(Recorded data)
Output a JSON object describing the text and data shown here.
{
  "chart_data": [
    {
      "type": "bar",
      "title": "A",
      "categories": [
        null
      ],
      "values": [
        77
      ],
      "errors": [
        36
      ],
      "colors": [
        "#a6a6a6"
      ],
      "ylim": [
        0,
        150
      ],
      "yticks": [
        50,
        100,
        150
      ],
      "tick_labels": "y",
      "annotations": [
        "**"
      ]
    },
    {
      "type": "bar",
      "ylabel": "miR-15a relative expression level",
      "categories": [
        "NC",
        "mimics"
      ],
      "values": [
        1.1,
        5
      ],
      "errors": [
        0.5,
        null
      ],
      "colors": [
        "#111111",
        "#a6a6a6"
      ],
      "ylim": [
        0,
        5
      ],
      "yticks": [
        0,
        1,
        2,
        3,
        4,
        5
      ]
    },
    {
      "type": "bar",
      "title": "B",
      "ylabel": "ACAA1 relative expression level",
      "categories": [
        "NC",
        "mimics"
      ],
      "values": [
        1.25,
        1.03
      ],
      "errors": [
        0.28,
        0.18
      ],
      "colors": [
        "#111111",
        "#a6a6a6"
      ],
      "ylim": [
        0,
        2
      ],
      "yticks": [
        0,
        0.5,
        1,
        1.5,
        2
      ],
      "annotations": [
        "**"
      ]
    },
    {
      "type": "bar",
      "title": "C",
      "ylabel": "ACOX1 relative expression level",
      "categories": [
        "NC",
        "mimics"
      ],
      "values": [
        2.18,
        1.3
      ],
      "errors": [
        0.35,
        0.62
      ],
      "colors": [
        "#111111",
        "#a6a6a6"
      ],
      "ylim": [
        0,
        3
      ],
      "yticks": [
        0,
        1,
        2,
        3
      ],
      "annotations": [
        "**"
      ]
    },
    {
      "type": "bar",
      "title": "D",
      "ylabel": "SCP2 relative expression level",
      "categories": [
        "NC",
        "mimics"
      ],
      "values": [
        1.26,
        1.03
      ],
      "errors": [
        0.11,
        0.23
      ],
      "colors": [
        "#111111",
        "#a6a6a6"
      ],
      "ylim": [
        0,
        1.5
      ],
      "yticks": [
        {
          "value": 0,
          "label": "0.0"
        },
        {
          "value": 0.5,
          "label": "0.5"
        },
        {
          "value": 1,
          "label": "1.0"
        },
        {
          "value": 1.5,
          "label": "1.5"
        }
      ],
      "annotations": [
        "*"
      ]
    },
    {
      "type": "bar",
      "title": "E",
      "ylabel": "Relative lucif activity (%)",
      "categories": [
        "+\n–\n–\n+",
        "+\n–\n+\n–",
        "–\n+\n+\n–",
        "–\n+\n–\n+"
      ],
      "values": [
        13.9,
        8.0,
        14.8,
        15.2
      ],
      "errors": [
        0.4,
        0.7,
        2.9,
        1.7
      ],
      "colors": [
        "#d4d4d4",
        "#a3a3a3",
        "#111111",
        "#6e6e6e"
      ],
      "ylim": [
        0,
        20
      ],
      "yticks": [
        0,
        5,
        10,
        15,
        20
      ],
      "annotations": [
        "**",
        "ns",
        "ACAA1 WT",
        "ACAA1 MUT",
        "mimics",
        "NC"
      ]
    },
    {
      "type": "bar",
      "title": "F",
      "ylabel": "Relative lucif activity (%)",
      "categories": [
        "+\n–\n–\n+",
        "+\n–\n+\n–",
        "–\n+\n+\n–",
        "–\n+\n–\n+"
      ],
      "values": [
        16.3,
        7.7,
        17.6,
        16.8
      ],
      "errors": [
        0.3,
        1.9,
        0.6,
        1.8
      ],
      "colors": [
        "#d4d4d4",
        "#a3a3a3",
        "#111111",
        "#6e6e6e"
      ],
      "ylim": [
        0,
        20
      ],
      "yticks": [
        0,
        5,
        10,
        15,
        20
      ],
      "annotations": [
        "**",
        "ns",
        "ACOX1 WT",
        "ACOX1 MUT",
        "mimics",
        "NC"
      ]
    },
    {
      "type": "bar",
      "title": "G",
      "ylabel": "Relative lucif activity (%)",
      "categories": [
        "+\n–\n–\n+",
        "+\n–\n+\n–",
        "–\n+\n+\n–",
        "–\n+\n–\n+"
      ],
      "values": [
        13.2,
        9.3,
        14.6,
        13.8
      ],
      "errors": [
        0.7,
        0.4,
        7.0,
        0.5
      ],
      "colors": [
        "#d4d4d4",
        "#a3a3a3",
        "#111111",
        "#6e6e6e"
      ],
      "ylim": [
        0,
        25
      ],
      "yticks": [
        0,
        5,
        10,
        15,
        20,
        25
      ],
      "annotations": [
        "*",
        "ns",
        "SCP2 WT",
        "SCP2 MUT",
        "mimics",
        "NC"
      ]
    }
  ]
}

> _TASK OBJECTIVE_: Restate every record exactly, leaving nothing out.

> _ANSWER TO THIS PROBLEM_:
Output a JSON object describing the text and data shown here.
{
  "chart_data": [
    {
      "type": "bar",
      "title": "A",
      "categories": [
        null
      ],
      "values": [
        77
      ],
      "errors": [
        36
      ],
      "colors": [
        "#a6a6a6"
      ],
      "ylim": [
        0,
        150
      ],
      "yticks": [
        50,
        100,
        150
      ],
      "tick_labels": "y",
      "annotations": [
        "**"
      ]
    },
    {
      "type": "bar",
      "ylabel": "miR-15a relative expression level",
      "categories": [
        "NC",
        "mimics"
      ],
      "values": [
        1.1,
        5
      ],
      "errors": [
        0.5,
        null
      ],
      "colors": [
        "#111111",
        "#a6a6a6"
      ],
      "ylim": [
        0,
        5
      ],
      "yticks": [
        0,
        1,
        2,
        3,
        4,
        5
      ]
    },
    {
      "type": "bar",
      "title": "B",
      "ylabel": "ACAA1 relative expression level",
      "categories": [
        "NC",
        "mimics"
      ],
      "values": [
        1.25,
        1.03
      ],
      "errors": [
        0.28,
        0.18
      ],
      "colors": [
        "#111111",
        "#a6a6a6"
      ],
      "ylim": [
        0,
        2
      ],
      "yticks": [
        0,
        0.5,
        1,
        1.5,
        2
      ],
      "annotations": [
        "**"
      ]
    },
    {
      "type": "bar",
      "title": "C",
      "ylabel": "ACOX1 relative expression level",
      "categories": [
        "NC",
        "mimics"
      ],
      "values": [
        2.18,
        1.3
      ],
      "errors": [
        0.35,
        0.62
      ],
      "colors": [
        "#111111",
        "#a6a6a6"
      ],
      "ylim": [
        0,
        3
      ],
      "yticks": [
        0,
        1,
        2,
        3
      ],
      "annotations": [
        "**"
      ]
    },
    {
      "type": "bar",
      "title": "D",
      "ylabel": "SCP2 relative expression level",
      "categories": [
        "NC",
        "mimics"
      ],
      "values": [
        1.26,
        1.03
      ],
      "errors": [
        0.11,
        0.23
      ],
      "colors": [
        "#111111",
        "#a6a6a6"
      ],
      "ylim": [
        0,
        1.5
      ],
      "yticks": [
        {
          "value": 0,
          "label": "0.0"
        },
        {
          "value": 0.5,
          "label": "0.5"
        },
        {
          "value": 1,
          "label": "1.0"
        },
        {
          "value": 1.5,
          "label": "1.5"
        }
      ],
      "annotations": [
        "*"
      ]
    },
    {
      "type": "bar",
      "title": "E",
      "ylabel": "Relative lucif activity (%)",
      "categories": [
        "+\n–\n–\n+",
        "+\n–\n+\n–",
        "–\n+\n+\n–",
        "–\n+\n–\n+"
      ],
      "values": [
        13.9,
        8.0,
        14.8,
        15.2
      ],
      "errors": [
        0.4,
        0.7,
        2.9,
        1.7
      ],
      "colors": [
        "#d4d4d4",
        "#a3a3a3",
        "#111111",
        "#6e6e6e"
      ],
      "ylim": [
        0,
        20
      ],
      "yticks": [
        0,
        5,
        10,
        15,
        20
      ],
      "annotations": [
        "**",
        "ns",
        "ACAA1 WT",
        "ACAA1 MUT",
        "mimics",
        "NC"
      ]
    },
    {
      "type": "bar",
      "title": "F",
      "ylabel": "Relative lucif activity (%)",
      "categories": [
        "+\n–\n–\n+",
        "+\n–\n+\n–",
        "–\n+\n+\n–",
        "–\n+\n–\n+"
      ],
      "values": [
        16.3,
        7.7,
        17.6,
        16.8
      ],
      "errors": [
        0.3,
        1.9,
        0.6,
        1.8
      ],
      "colors": [
        "#d4d4d4",
        "#a3a3a3",
        "#111111",
        "#6e6e6e"
      ],
      "ylim": [
        0,
        20
      ],
      "yticks": [
        0,
        5,
        10,
        15,
        20
      ],
      "annotations": [
        "**",
        "ns",
        "ACOX1 WT",
        "ACOX1 MUT",
        "mimics",
        "NC"
      ]
    },
    {
      "type": "bar",
      "title": "G",
      "ylabel": "Relative lucif activity (%)",
      "categories": [
        "+\n–\n–\n+",
        "+\n–\n+\n–",
        "–\n+\n+\n–",
        "–\n+\n–\n+"
      ],
      "values": [
        13.2,
        9.3,
        14.6,
        13.8
      ],
      "errors": [
        0.7,
        0.4,
        7.0,
        0.5
      ],
      "colors": [
        "#d4d4d4",
        "#a3a3a3",
        "#111111",
        "#6e6e6e"
      ],
      "ylim": [
        0,
        25
      ],
      "yticks": [
        0,
        5,
        10,
        15,
        20,
        25
      ],
      "annotations": [
        "*",
        "ns",
        "SCP2 WT",
        "SCP2 MUT",
        "mimics",
        "NC"
      ]
    }
  ]
}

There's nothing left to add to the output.